• _Exercise objective_: Write out the records beneath this line exactly as they appear, minus any images.

• _Data for processing_:

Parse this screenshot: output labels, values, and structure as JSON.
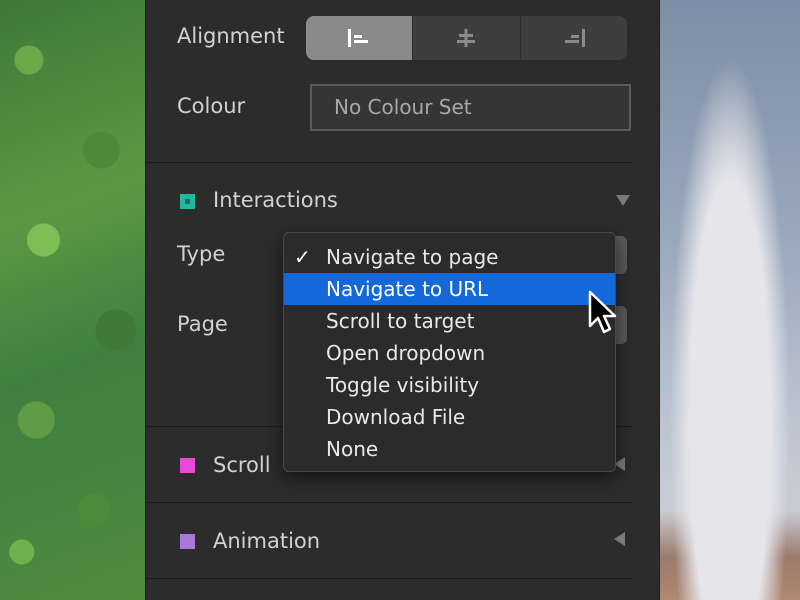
{
  "properties": {
    "alignment_label": "Alignment",
    "alignment_options": [
      {
        "icon": "align-left-icon",
        "glyph": "|="
      },
      {
        "icon": "align-center-icon",
        "glyph": "±"
      },
      {
        "icon": "align-right-icon",
        "glyph": "=|"
      }
    ],
    "alignment_selected": 0,
    "colour_label": "Colour",
    "colour_value": "No Colour Set"
  },
  "sections": {
    "interactions": {
      "title": "Interactions",
      "color": "#22b8a0",
      "expanded": true
    },
    "scroll": {
      "title": "Scroll",
      "color": "#e84ad8",
      "expanded": false
    },
    "animation": {
      "title": "Animation",
      "color": "#a978d8",
      "expanded": false
    }
  },
  "interactions_fields": {
    "type_label": "Type",
    "page_label": "Page"
  },
  "dropdown": {
    "items": [
      {
        "label": "Navigate to page",
        "checked": true,
        "highlighted": false
      },
      {
        "label": "Navigate to URL",
        "checked": false,
        "highlighted": true
      },
      {
        "label": "Scroll to target",
        "checked": false,
        "highlighted": false
      },
      {
        "label": "Open dropdown",
        "checked": false,
        "highlighted": false
      },
      {
        "label": "Toggle visibility",
        "checked": false,
        "highlighted": false
      },
      {
        "label": "Download File",
        "checked": false,
        "highlighted": false
      },
      {
        "label": "None",
        "checked": false,
        "highlighted": false
      }
    ],
    "check_glyph": "✓",
    "highlight_color": "#1568d9"
  }
}
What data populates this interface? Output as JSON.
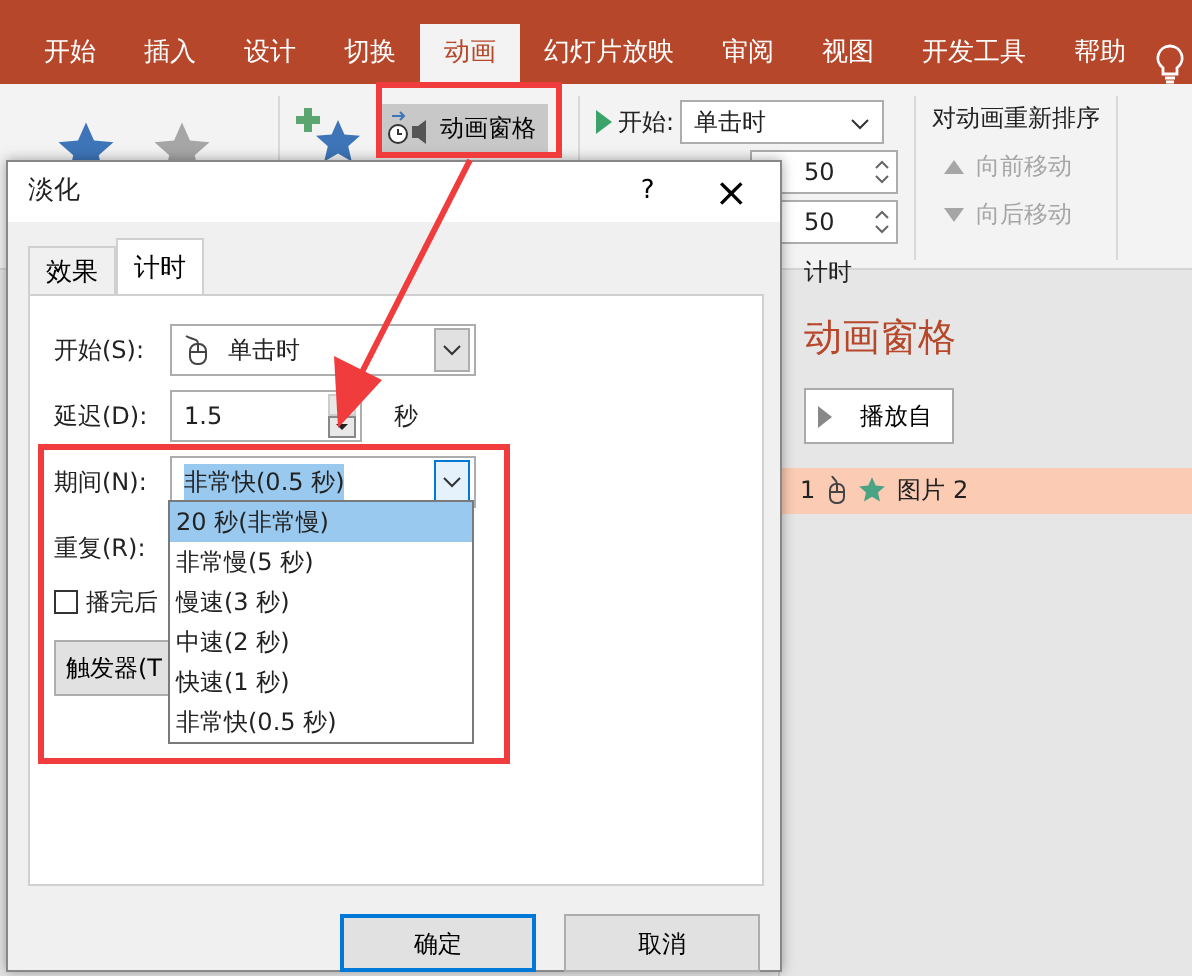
{
  "ribbon": {
    "tabs": [
      {
        "label": "开始",
        "selected": false
      },
      {
        "label": "插入",
        "selected": false
      },
      {
        "label": "设计",
        "selected": false
      },
      {
        "label": "切换",
        "selected": false
      },
      {
        "label": "动画",
        "selected": true
      },
      {
        "label": "幻灯片放映",
        "selected": false
      },
      {
        "label": "审阅",
        "selected": false
      },
      {
        "label": "视图",
        "selected": false
      },
      {
        "label": "开发工具",
        "selected": false
      },
      {
        "label": "帮助",
        "selected": false
      }
    ],
    "animation_pane_button": "动画窗格",
    "start_label": "开始:",
    "start_value": "单击时",
    "duration_values": [
      "50",
      "50"
    ],
    "reorder_title": "对动画重新排序",
    "reorder_buttons": [
      {
        "kind": "up",
        "label": "向前移动",
        "disabled": true
      },
      {
        "kind": "down",
        "label": "向后移动",
        "disabled": true
      }
    ],
    "group_label": "计时"
  },
  "animation_pane": {
    "title": "动画窗格",
    "play_button": "播放自",
    "items": [
      {
        "number": "1",
        "name": "图片 2",
        "selected": true
      }
    ]
  },
  "dialog": {
    "title": "淡化",
    "help": "?",
    "close": "×",
    "tabs": [
      {
        "label": "效果",
        "selected": false
      },
      {
        "label": "计时",
        "selected": true
      }
    ],
    "fields": [
      {
        "kind": "combo",
        "label": "开始(S):",
        "value": "单击时"
      },
      {
        "kind": "spinner",
        "label": "延迟(D):",
        "value": "1.5",
        "unit": "秒"
      },
      {
        "kind": "combo",
        "label": "期间(N):",
        "value": "非常快(0.5 秒)",
        "expanded": true
      },
      {
        "kind": "plain",
        "label": "重复(R):"
      }
    ],
    "checkbox": {
      "label": "播完后",
      "checked": false
    },
    "trigger_button": "触发器(T",
    "dropdown_options": [
      {
        "label": "20 秒(非常慢)",
        "selected": true
      },
      {
        "label": "非常慢(5 秒)",
        "selected": false
      },
      {
        "label": "慢速(3 秒)",
        "selected": false
      },
      {
        "label": "中速(2 秒)",
        "selected": false
      },
      {
        "label": "快速(1 秒)",
        "selected": false
      },
      {
        "label": "非常快(0.5 秒)",
        "selected": false
      }
    ],
    "buttons": [
      {
        "label": "确定",
        "default": true
      },
      {
        "label": "取消",
        "default": false
      }
    ]
  }
}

• _Solution to this task_:
Parse this screenshot: output labels, values, and structure as JSON.
{
  "properties": {
    "alignment_label": "Alignment",
    "alignment_options": [
      {
        "icon": "align-left-icon",
        "glyph": "|="
      },
      {
        "icon": "align-center-icon",
        "glyph": "±"
      },
      {
        "icon": "align-right-icon",
        "glyph": "=|"
      }
    ],
    "alignment_selected": 0,
    "colour_label": "Colour",
    "colour_value": "No Colour Set"
  },
  "sections": {
    "interactions": {
      "title": "Interactions",
      "color": "#22b8a0",
      "expanded": true
    },
    "scroll": {
      "title": "Scroll",
      "color": "#e84ad8",
      "expanded": false
    },
    "animation": {
      "title": "Animation",
      "color": "#a978d8",
      "expanded": false
    }
  },
  "interactions_fields": {
    "type_label": "Type",
    "page_label": "Page"
  },
  "dropdown": {
    "items": [
      {
        "label": "Navigate to page",
        "checked": true,
        "highlighted": false
      },
      {
        "label": "Navigate to URL",
        "checked": false,
        "highlighted": true
      },
      {
        "label": "Scroll to target",
        "checked": false,
        "highlighted": false
      },
      {
        "label": "Open dropdown",
        "checked": false,
        "highlighted": false
      },
      {
        "label": "Toggle visibility",
        "checked": false,
        "highlighted": false
      },
      {
        "label": "Download File",
        "checked": false,
        "highlighted": false
      },
      {
        "label": "None",
        "checked": false,
        "highlighted": false
      }
    ],
    "check_glyph": "✓",
    "highlight_color": "#1568d9"
  }
}
What data populates this interface? Output as JSON.
{
  "ribbon": {
    "tabs": [
      {
        "label": "开始",
        "selected": false
      },
      {
        "label": "插入",
        "selected": false
      },
      {
        "label": "设计",
        "selected": false
      },
      {
        "label": "切换",
        "selected": false
      },
      {
        "label": "动画",
        "selected": true
      },
      {
        "label": "幻灯片放映",
        "selected": false
      },
      {
        "label": "审阅",
        "selected": false
      },
      {
        "label": "视图",
        "selected": false
      },
      {
        "label": "开发工具",
        "selected": false
      },
      {
        "label": "帮助",
        "selected": false
      }
    ],
    "animation_pane_button": "动画窗格",
    "start_label": "开始:",
    "start_value": "单击时",
    "duration_values": [
      "50",
      "50"
    ],
    "reorder_title": "对动画重新排序",
    "reorder_buttons": [
      {
        "kind": "up",
        "label": "向前移动",
        "disabled": true
      },
      {
        "kind": "down",
        "label": "向后移动",
        "disabled": true
      }
    ],
    "group_label": "计时"
  },
  "animation_pane": {
    "title": "动画窗格",
    "play_button": "播放自",
    "items": [
      {
        "number": "1",
        "name": "图片 2",
        "selected": true
      }
    ]
  },
  "dialog": {
    "title": "淡化",
    "help": "?",
    "close": "×",
    "tabs": [
      {
        "label": "效果",
        "selected": false
      },
      {
        "label": "计时",
        "selected": true
      }
    ],
    "fields": [
      {
        "kind": "combo",
        "label": "开始(S):",
        "value": "单击时"
      },
      {
        "kind": "spinner",
        "label": "延迟(D):",
        "value": "1.5",
        "unit": "秒"
      },
      {
        "kind": "combo",
        "label": "期间(N):",
        "value": "非常快(0.5 秒)",
        "expanded": true
      },
      {
        "kind": "plain",
        "label": "重复(R):"
      }
    ],
    "checkbox": {
      "label": "播完后",
      "checked": false
    },
    "trigger_button": "触发器(T",
    "dropdown_options": [
      {
        "label": "20 秒(非常慢)",
        "selected": true
      },
      {
        "label": "非常慢(5 秒)",
        "selected": false
      },
      {
        "label": "慢速(3 秒)",
        "selected": false
      },
      {
        "label": "中速(2 秒)",
        "selected": false
      },
      {
        "label": "快速(1 秒)",
        "selected": false
      },
      {
        "label": "非常快(0.5 秒)",
        "selected": false
      }
    ],
    "buttons": [
      {
        "label": "确定",
        "default": true
      },
      {
        "label": "取消",
        "default": false
      }
    ]
  }
}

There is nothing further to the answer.